## RECORDS TO USE
* Start *

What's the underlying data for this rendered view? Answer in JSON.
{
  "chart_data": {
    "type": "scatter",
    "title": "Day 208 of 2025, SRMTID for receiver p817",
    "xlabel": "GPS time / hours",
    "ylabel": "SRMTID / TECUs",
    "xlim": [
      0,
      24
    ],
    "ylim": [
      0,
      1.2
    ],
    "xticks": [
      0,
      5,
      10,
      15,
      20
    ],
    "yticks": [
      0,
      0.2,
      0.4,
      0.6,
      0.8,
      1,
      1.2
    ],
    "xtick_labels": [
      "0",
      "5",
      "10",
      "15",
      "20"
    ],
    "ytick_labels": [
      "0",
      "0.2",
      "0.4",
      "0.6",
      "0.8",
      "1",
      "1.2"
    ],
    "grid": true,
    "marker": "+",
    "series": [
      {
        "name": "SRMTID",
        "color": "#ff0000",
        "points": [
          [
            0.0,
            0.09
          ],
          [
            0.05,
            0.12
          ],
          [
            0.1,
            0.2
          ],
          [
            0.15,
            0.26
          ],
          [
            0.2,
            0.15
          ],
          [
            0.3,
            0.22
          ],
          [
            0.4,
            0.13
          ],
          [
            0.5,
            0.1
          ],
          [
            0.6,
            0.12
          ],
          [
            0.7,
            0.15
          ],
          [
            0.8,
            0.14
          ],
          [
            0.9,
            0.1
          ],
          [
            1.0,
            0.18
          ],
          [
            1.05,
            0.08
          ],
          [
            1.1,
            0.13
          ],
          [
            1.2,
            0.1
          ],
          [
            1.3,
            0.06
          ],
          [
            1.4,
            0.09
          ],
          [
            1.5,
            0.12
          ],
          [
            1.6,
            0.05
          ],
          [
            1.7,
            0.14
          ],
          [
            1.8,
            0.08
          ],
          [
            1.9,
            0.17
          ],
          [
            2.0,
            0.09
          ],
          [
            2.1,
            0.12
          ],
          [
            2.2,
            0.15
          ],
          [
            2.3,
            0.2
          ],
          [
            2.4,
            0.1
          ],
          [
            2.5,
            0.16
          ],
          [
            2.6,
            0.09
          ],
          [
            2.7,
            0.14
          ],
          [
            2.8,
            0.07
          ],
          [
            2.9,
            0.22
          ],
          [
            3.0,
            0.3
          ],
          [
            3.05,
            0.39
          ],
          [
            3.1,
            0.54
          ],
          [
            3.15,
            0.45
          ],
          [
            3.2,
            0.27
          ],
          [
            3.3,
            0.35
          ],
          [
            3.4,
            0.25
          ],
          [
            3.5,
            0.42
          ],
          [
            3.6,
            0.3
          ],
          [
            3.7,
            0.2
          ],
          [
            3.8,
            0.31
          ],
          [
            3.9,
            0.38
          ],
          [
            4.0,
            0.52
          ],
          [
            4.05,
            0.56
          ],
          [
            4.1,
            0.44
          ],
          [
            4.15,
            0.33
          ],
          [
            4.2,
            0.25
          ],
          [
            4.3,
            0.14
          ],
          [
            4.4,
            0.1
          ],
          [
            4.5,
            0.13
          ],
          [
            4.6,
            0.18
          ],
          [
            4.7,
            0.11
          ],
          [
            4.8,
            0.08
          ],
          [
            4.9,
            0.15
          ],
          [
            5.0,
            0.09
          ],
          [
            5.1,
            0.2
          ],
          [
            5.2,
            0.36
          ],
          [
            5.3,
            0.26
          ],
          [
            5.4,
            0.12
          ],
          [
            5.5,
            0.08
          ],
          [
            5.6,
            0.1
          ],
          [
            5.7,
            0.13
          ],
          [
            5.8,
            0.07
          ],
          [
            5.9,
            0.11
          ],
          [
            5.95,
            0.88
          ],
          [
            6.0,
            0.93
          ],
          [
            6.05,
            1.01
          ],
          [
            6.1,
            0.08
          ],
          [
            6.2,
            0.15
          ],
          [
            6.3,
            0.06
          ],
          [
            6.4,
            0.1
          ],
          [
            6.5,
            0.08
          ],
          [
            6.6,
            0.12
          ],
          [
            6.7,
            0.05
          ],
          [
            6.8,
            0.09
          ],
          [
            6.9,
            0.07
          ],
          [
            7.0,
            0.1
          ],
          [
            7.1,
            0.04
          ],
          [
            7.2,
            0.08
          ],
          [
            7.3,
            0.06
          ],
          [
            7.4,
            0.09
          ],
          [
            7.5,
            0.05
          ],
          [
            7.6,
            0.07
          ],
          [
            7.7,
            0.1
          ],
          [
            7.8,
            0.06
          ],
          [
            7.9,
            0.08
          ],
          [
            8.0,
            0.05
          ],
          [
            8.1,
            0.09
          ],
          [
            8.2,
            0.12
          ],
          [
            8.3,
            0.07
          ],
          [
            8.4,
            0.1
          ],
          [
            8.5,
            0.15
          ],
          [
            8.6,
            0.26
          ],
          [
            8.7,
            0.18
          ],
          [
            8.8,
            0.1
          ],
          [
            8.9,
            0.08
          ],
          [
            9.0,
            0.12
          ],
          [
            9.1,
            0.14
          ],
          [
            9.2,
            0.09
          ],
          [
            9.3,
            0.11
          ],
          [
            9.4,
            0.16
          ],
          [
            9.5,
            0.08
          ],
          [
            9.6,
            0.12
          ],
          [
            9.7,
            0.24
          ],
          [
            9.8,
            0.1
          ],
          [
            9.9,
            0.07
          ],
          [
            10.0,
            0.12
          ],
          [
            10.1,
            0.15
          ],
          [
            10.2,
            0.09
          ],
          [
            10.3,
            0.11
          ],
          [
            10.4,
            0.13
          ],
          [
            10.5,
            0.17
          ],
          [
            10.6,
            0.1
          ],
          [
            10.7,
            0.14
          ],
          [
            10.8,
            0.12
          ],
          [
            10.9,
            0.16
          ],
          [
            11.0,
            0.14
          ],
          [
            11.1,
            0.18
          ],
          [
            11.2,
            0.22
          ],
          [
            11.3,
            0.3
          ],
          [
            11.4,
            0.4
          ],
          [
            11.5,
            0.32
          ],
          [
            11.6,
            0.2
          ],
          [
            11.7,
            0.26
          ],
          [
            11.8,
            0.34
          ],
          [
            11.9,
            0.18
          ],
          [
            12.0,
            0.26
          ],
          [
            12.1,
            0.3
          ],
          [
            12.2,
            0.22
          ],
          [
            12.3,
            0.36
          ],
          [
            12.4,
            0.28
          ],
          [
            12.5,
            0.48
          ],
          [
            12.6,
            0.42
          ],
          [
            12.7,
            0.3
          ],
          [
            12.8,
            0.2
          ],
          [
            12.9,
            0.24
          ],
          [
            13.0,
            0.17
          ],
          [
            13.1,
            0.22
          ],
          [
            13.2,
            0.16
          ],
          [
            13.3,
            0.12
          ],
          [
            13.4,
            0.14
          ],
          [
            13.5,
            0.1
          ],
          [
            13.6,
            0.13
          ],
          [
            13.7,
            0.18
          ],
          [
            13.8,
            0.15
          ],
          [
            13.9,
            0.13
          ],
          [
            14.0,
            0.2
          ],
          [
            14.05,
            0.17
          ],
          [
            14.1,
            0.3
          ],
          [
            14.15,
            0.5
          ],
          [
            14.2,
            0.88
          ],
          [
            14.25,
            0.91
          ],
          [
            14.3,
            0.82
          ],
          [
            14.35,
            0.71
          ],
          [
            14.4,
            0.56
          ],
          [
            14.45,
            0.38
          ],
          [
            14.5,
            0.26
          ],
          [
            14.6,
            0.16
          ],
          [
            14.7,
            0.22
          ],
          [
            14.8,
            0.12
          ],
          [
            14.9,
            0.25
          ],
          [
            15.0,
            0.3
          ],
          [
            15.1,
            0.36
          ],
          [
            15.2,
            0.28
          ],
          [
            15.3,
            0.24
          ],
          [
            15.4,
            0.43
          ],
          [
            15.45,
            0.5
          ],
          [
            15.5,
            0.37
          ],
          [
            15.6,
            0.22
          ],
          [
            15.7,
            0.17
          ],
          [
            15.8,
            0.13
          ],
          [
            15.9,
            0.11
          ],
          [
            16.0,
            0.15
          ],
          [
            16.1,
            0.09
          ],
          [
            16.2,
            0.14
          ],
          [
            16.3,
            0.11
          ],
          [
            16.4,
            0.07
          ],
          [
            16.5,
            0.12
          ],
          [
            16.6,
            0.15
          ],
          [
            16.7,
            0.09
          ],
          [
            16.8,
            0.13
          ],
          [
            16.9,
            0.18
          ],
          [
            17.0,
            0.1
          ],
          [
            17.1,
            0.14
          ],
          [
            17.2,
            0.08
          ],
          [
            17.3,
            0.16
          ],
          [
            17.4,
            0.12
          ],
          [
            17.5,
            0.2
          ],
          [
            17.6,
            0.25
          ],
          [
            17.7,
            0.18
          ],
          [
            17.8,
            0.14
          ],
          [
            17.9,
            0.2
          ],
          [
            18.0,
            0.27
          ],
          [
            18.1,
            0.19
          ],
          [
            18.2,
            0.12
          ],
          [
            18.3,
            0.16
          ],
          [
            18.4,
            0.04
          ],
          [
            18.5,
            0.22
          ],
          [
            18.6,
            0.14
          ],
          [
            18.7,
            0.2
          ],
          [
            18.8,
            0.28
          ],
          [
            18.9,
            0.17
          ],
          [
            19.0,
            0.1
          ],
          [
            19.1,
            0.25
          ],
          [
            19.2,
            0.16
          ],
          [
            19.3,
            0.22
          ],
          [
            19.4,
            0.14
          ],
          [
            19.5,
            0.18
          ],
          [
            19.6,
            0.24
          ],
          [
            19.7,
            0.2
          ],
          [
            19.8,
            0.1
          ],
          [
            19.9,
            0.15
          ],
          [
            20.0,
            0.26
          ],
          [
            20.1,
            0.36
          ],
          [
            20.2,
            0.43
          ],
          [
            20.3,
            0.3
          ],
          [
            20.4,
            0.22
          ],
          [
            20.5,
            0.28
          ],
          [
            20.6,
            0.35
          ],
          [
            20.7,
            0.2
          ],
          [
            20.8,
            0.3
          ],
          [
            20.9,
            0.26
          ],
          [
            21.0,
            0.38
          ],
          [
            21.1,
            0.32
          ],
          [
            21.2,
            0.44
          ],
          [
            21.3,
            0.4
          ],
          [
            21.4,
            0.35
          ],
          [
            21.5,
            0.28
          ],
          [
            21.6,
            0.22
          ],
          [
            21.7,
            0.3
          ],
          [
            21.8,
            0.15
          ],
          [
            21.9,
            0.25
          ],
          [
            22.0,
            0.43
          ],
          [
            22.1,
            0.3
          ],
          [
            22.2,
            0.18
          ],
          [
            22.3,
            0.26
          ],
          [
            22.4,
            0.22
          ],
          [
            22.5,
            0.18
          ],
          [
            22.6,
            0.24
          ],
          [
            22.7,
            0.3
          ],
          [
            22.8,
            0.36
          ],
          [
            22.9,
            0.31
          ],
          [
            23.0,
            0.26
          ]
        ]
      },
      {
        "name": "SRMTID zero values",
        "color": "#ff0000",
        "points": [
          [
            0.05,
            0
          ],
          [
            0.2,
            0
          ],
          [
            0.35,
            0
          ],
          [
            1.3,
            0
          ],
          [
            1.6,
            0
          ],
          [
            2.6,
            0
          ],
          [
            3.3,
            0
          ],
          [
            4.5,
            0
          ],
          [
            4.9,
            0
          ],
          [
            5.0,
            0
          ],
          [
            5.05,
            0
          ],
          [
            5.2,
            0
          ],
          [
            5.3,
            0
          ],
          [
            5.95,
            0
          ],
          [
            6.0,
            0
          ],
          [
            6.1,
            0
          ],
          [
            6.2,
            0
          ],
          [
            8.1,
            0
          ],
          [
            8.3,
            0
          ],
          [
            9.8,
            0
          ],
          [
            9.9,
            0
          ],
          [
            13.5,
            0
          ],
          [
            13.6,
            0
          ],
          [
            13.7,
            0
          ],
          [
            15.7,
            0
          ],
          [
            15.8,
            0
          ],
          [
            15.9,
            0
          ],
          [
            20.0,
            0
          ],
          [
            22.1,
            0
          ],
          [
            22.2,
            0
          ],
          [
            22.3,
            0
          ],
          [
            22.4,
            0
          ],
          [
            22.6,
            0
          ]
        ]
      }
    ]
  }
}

* End *

## DIRECTIONS FOR THIS TASK
Using the listing above, show each line holding the string "SRMTID".

## WRITTEN SOLUTION
    "title": "Day 208 of 2025, SRMTID for receiver p817",
    "ylabel": "SRMTID / TECUs",
        "name": "SRMTID",
        "name": "SRMTID zero values",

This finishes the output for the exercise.